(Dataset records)
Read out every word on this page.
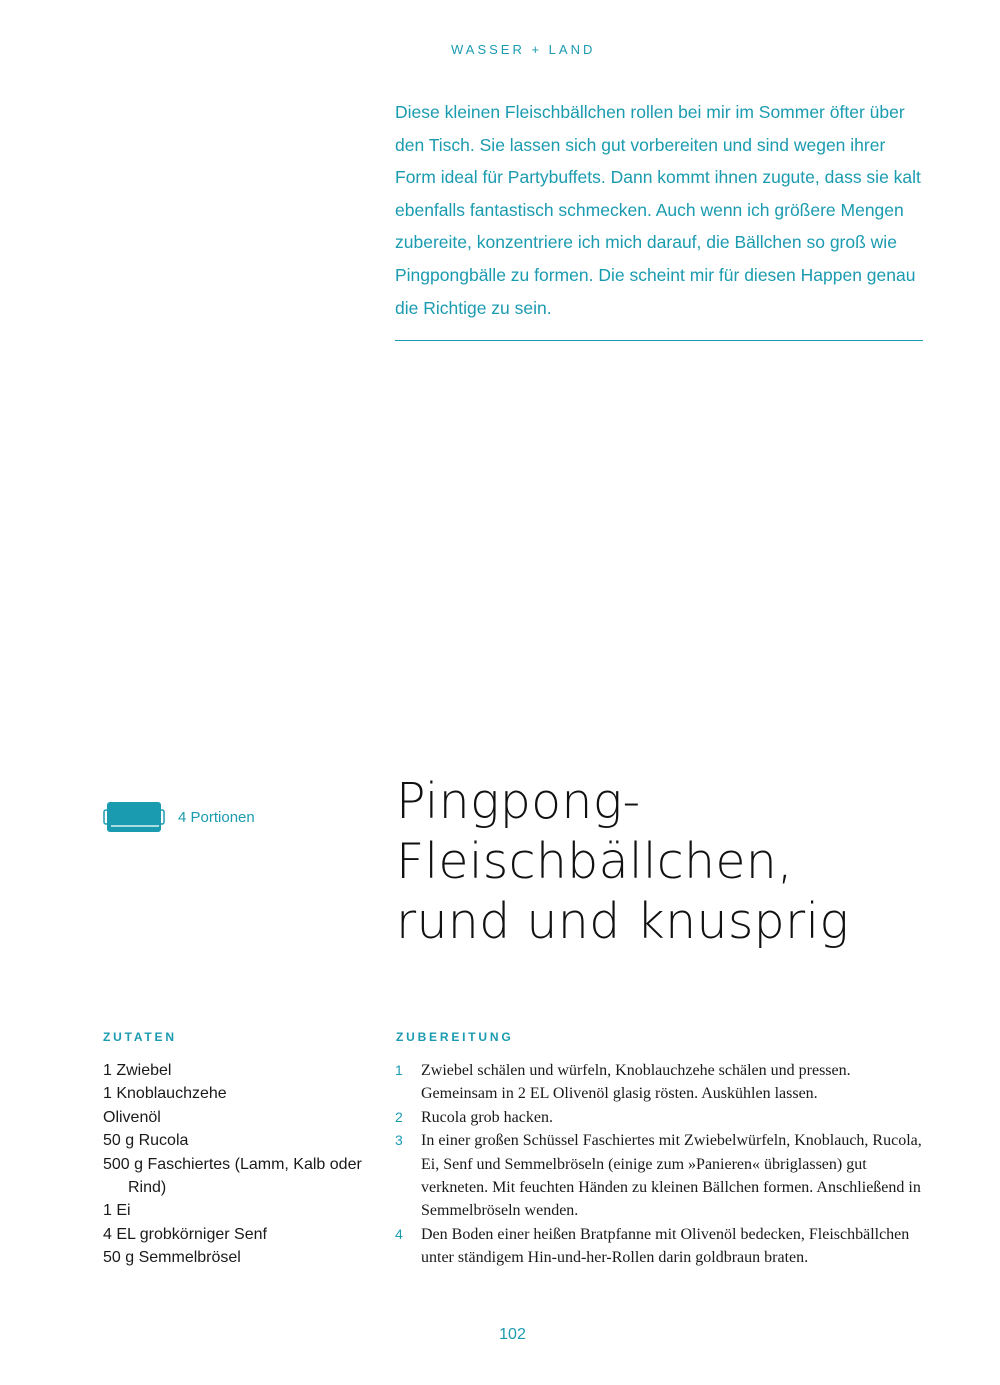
WASSER + LAND

Diese kleinen Fleischbällchen rollen bei mir im Sommer öfter über den Tisch. Sie lassen sich gut vorbereiten und sind wegen ihrer Form ideal für Partybuffets. Dann kommt ihnen zugute, dass sie kalt ebenfalls fantastisch schmecken. Auch wenn ich größere Mengen zubereite, konzentriere ich mich darauf, die Bällchen so groß wie Pingpongbälle zu formen. Die scheint mir für diesen Happen genau die Richtige zu sein.

4 Portionen	Pingpong-
Fleischbällchen,
rund und knusprig
ZUTATEN
1 Zwiebel
1 Knoblauchzehe
Olivenöl
50 g Rucola
500 g Faschiertes (Lamm, Kalb oder Rind)
1 Ei
4 EL grobkörniger Senf
50 g Semmelbrösel
ZUBEREITUNG
1 Zwiebel schälen und würfeln, Knoblauchzehe schälen und pressen. Gemeinsam in 2 EL Olivenöl glasig rösten. Auskühlen lassen.
2 Rucola grob hacken.
3 In einer großen Schüssel Faschiertes mit Zwiebelwürfeln, Knoblauch, Rucola, Ei, Senf und Semmelbröseln (einige zum »Panieren« übriglassen) gut verkneten. Mit feuchten Händen zu kleinen Bällchen formen. Anschließend in Semmelbröseln wenden.
4 Den Boden einer heißen Bratpfanne mit Olivenöl bedecken, Fleischbällchen unter ständigem Hin-und-her-Rollen darin goldbraun braten.
102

■ The task ■
Give back all entries exactly. No pictures belong in the copy.

■ Solution to this problem ■
Read out every word on this page.
WASSER + LAND

Diese kleinen Fleischbällchen rollen bei mir im Sommer öfter über den Tisch. Sie lassen sich gut vorbereiten und sind wegen ihrer Form ideal für Partybuffets. Dann kommt ihnen zugute, dass sie kalt ebenfalls fantastisch schmecken. Auch wenn ich größere Mengen zubereite, konzentriere ich mich darauf, die Bällchen so groß wie Pingpongbälle zu formen. Die scheint mir für diesen Happen genau die Richtige zu sein.

4 Portionen	Pingpong-
Fleischbällchen,
rund und knusprig
ZUTATEN
1 Zwiebel
1 Knoblauchzehe
Olivenöl
50 g Rucola
500 g Faschiertes (Lamm, Kalb oder Rind)
1 Ei
4 EL grobkörniger Senf
50 g Semmelbrösel
ZUBEREITUNG
1 Zwiebel schälen und würfeln, Knoblauchzehe schälen und pressen. Gemeinsam in 2 EL Olivenöl glasig rösten. Auskühlen lassen.
2 Rucola grob hacken.
3 In einer großen Schüssel Faschiertes mit Zwiebelwürfeln, Knoblauch, Rucola, Ei, Senf und Semmelbröseln (einige zum »Panieren« übriglassen) gut verkneten. Mit feuchten Händen zu kleinen Bällchen formen. Anschließend in Semmelbröseln wenden.
4 Den Boden einer heißen Bratpfanne mit Olivenöl bedecken, Fleischbällchen unter ständigem Hin-und-her-Rollen darin goldbraun braten.
102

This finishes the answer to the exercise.